Научная новизна исследования состоит в том, что в нем впервые предпринята попытка целостного рассмотрения «Последнего Колонны» В.К. Кюхельбекера в аспекте реализации замысла романа в письмах: обоснована романная природа жанровой структуры «Последнего Колонны»; выявлена ее трансформация под воздействием «Героя нашего времени» М.Ю. Лермонтова в процессе работы писателя над произведением; доказана его принадлежность к романтизму, учитывающему достижения уже развивающегося реализма в раскрытии внутреннего мира личности; определены место и значение «Последнего Колонны» в истории русского романа, историко-литературном процессе 30-40-х годов XIX века.
Теоретическая значимость исследования состоит в уточнении представления о жанровой специфике эпистолярного романа.
Практическая значимость работы заключается в возможности использования материалов и выводов исследования при чтении курсов по истории русской литературы XIX века, спецкурсов по истории и поэтике русского романа XIX века, русского эпистолярного романа в частности, по проблемам творчества В.К. Кюхельбекера.
Структура работы. Диссертация состоит из введения, трех глав, заключения и списка использованной литературы, включающего 290 наименований.
┄┄┄┄┄┄
Текст задания →
Ответьте на вопросы по отрывку о диссертации, посвященной «Последнему Колонне».
1. Под воздействием какого произведения трансформировалась жанровая структура «Последнего Колонны»?
2. В чем состоит теоретическая значимость исследования?
3. Сколько наименований включает список использованной литературы?

Набор записей →
┄┄┄┄┄┄
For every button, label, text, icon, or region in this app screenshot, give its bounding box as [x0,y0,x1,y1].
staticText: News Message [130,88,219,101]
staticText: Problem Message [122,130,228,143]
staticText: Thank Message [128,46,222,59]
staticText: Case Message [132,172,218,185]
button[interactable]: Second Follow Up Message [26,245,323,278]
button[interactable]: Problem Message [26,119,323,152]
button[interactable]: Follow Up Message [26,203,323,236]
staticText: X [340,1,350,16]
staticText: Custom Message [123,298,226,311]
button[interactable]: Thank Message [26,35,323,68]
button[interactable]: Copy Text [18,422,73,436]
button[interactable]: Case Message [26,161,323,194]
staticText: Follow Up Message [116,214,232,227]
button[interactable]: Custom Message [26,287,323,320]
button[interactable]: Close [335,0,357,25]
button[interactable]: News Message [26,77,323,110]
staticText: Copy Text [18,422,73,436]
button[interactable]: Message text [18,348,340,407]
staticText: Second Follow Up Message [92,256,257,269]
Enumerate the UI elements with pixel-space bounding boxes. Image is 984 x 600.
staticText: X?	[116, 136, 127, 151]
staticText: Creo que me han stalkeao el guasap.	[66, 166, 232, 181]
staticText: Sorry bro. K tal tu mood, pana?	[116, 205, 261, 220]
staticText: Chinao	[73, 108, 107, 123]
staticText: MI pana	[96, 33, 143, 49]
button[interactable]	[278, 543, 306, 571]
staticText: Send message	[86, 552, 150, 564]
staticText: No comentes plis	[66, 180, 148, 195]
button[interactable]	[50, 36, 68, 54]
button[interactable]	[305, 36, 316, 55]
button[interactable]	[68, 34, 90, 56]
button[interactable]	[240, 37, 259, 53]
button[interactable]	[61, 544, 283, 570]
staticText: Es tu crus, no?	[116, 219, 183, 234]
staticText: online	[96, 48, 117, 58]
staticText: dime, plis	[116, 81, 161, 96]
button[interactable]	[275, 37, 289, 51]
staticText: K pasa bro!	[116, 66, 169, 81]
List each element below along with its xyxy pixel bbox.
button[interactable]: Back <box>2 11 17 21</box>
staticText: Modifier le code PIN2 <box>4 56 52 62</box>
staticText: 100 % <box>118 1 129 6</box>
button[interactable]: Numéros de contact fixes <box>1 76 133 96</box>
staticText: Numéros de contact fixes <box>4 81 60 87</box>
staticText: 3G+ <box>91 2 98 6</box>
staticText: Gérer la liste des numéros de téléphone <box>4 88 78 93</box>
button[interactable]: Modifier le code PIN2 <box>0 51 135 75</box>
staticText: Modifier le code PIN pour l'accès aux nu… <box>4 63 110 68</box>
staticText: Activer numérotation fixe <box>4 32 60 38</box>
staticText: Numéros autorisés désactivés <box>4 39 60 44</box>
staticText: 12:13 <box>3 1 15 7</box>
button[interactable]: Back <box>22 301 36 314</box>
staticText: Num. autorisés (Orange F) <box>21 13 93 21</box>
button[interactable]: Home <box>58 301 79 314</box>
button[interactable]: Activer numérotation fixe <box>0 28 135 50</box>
┄┄┄┄┄┄
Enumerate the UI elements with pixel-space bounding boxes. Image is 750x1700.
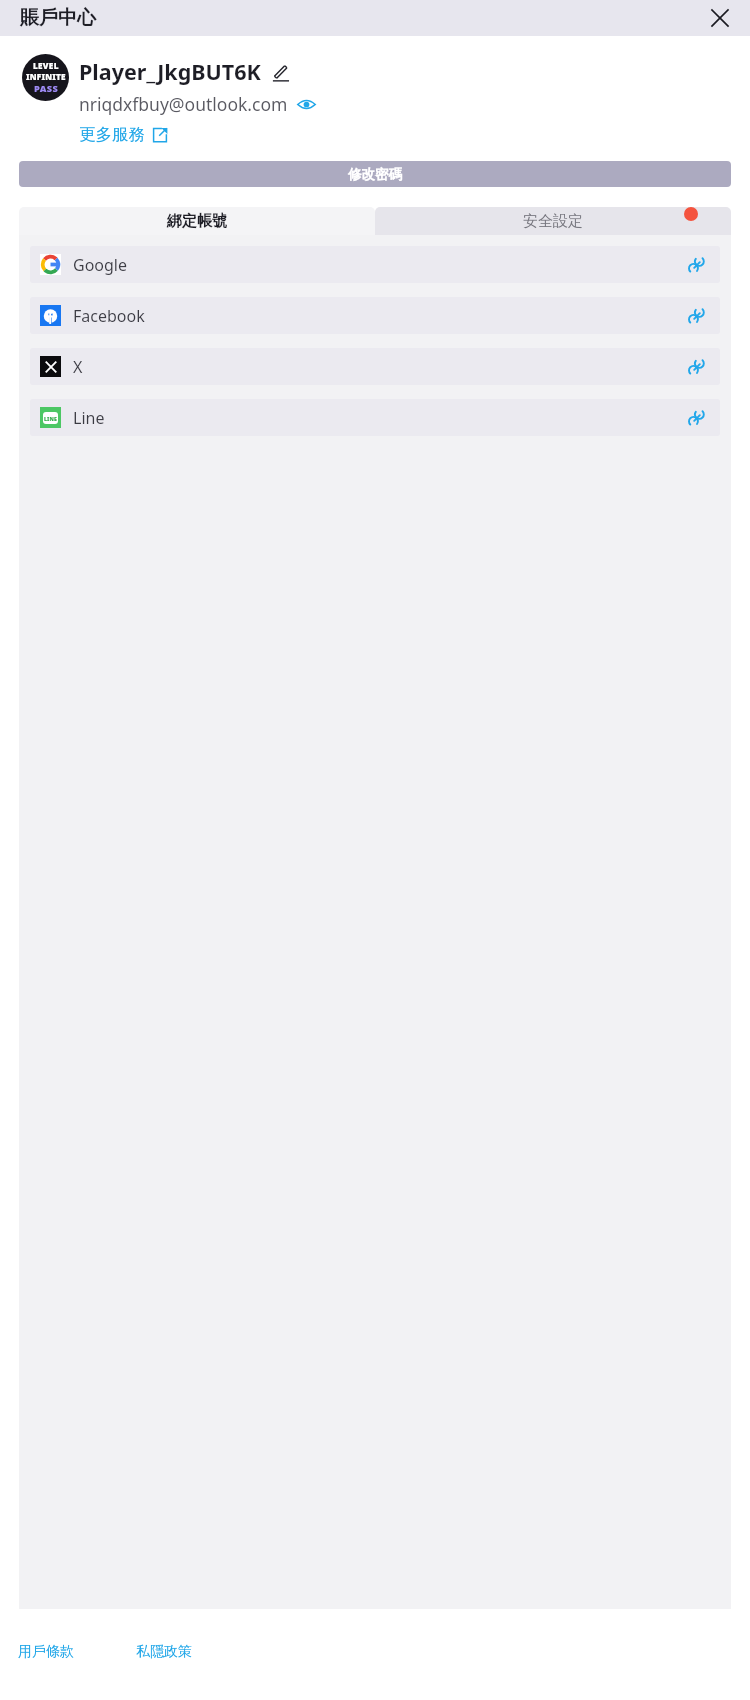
┄┄┄┄┄┄
Ответ на задание →
1. Под воздействием «Героя нашего времени» М.Ю. Лермонтова.
2. В уточнении представления о жанровой специфике эпистолярного романа.
3. 290 наименований.